§ **TEXTO DE LECTURA**:
Claudia Sheinbaum cumple hoy un año como presidenta. 365 días que no han sido transición tersa ni ruptura abierta, sino un delicado ejercicio de funambulismo: gobernar bajo la sombra aún alargada de Andrés Manuel López Obrador, mientras intenta trazar su propio perfil político y de poder.
El cambio más visible ha sido en seguridad. Con Omar García Harfuch como rostro de la estrategia, la consigna de “abrazos, no balazos” quedó archivada tanto en el discurso como en la práctica. Y también en los resultados, porque si se comparan los primeros once meses de Sheinbaum con los últimos once meses del sexenio de López Obrador, la disminución de homicidios en el país fue de 13% con la presidenta.
La cacería de ‘La Barredora’, los operativos contra huachicoleros con respaldo naval y aduanal. El giro hacia acciones de alto impacto revelan un viraje pragmático: el reconocimiento implícito de que la política de contención sin confrontación fracasó. El precio, sin embargo, es la contradicción con la estrategia de AMLO: el regreso de una especie de Policía Federal 2.0 vestida con uniformes de Guardia Nacional, Ejército, Marina y Policía de Investigación.

§ **ACTIVIDADES**:
a: Reproduce del texto sobre el primer año de gobierno de Claudia Sheinbaum el fragmento que empieza con "Claudia Sheinbaum cumple" y sigue hasta "con la presidenta.".
b: Prosigue el texto sobre el primer año de gobierno de Claudia Sheinbaum a partir de su última oración.

§ **LISTADO PROPORCIONADO**:

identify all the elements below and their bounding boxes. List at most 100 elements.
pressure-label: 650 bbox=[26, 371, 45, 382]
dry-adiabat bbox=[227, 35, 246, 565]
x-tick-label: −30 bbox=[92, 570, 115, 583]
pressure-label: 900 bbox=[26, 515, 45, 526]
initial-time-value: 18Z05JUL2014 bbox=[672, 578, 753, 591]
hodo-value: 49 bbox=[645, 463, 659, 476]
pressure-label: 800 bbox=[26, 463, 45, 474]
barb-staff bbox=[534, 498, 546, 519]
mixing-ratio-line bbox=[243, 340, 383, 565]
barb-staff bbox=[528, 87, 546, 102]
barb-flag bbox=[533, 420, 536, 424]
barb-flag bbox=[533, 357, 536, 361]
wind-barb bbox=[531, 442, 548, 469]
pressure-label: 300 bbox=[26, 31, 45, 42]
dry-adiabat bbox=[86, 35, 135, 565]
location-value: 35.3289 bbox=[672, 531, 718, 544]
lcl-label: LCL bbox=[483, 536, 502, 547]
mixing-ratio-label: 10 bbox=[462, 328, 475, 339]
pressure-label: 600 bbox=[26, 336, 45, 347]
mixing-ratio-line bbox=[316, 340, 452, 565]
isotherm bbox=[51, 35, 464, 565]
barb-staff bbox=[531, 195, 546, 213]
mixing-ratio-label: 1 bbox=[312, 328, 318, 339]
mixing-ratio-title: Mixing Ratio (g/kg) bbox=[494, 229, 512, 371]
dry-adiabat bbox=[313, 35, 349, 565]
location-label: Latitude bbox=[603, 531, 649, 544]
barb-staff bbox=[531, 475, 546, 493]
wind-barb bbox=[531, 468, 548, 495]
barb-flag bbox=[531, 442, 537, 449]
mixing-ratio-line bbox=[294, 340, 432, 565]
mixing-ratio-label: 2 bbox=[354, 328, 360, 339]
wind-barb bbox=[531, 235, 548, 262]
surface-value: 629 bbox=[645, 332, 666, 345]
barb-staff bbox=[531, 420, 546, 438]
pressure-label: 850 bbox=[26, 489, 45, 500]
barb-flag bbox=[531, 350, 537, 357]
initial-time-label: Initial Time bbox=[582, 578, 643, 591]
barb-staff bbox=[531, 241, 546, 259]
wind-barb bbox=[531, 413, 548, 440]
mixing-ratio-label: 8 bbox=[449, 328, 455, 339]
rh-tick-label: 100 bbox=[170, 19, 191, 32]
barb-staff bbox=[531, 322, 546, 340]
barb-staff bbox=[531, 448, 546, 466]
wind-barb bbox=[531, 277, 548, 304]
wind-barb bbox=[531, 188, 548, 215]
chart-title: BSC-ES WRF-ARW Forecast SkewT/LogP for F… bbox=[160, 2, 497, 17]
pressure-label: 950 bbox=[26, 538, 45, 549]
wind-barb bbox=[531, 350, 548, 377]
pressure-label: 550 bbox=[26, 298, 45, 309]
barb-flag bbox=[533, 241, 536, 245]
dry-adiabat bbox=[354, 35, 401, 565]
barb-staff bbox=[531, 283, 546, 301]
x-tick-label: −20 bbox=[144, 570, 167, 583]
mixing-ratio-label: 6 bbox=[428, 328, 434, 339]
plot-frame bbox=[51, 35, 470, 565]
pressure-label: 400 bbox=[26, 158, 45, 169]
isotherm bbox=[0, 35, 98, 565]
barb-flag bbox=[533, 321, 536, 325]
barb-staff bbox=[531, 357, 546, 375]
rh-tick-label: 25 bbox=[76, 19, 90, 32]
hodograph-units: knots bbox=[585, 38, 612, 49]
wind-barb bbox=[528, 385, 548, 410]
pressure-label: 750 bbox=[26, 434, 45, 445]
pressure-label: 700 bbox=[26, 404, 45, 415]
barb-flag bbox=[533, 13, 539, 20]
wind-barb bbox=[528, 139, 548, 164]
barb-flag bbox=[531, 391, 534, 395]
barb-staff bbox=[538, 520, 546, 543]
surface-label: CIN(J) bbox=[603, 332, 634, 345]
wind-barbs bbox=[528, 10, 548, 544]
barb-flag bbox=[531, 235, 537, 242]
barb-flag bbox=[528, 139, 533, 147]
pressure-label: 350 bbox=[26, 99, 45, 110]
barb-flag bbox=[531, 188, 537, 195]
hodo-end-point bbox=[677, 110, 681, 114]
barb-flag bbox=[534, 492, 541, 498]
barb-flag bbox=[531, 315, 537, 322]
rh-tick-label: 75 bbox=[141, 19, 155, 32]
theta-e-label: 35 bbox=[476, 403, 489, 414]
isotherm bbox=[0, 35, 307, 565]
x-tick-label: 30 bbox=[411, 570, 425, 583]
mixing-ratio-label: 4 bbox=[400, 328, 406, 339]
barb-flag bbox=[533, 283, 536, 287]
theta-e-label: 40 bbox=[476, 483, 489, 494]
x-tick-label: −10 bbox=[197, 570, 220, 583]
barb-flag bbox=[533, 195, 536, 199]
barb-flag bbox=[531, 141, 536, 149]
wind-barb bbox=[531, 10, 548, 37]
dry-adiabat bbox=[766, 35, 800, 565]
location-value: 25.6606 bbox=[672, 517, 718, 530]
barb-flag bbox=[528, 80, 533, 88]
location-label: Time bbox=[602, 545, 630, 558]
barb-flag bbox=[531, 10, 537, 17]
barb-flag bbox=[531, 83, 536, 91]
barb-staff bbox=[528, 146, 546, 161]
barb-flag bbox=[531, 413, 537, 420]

§ **RESPUESTAS POR ACTIVIDAD**:
a:
Claudia Sheinbaum cumple hoy un año como presidenta. 365 días que no han sido transición tersa ni ruptura abierta, sino un delicado ejercicio de funambulismo: gobernar bajo la sombra aún alargada de Andrés Manuel López Obrador, mientras intenta trazar su propio perfil político y de poder.
El cambio más visible ha sido en seguridad. Con Omar García Harfuch como rostro de la estrategia, la consigna de “abrazos, no balazos” quedó archivada tanto en el discurso como en la práctica. Y también en los resultados, porque si se comparan los primeros once meses de Sheinbaum con los últimos once meses del sexenio de López Obrador, la disminución de homicidios en el país fue de 13% con la presidenta.

b:
Sheinbaum ha tenido que desmontar piezas simbólicas del obradorismo sin declararle la guerra a su mentor. La megafarmacia de medicamentos, emblema de una promesa incumplida, se apagó sin ceremonia. El discurso de soberanía energética tambalea ante la presión de inversionistas que reclaman certidumbre. Y el gabinete, pese a sus rostros propios, aún refleja equilibrios pactados más en función del antecesor que de la actual presidenta.
La herencia de AMLO no solo persiste: incomoda.
En la vida cotidiana, los mexicanos no perciben diferencias sustantivas. El desabasto de medicamentos sigue siendo una herida abierta: familias que peregrinan entre farmacias y hospitales, médicos que improvisan tratamientos y un sistema que no responde. El fracaso logístico y de planeación en salud ya no puede achacarse solo al sexenio anterior; es hoy la primera gran deuda de Sheinbaum.
En materia económica, la presidenta presume la reducción de la pobreza —un logro indiscutible en las estadísticas—, pero enfrenta un déficit en lo más elemental: la generación de empleos formales suficientes. La inversión extranjera llega, sí, pero menos de lo esperado en la era del “nearshoring”. La narrativa de México como epicentro manufacturero de Norteamérica aún choca con la realidad de trámites, inseguridad y carencias de infraestructura.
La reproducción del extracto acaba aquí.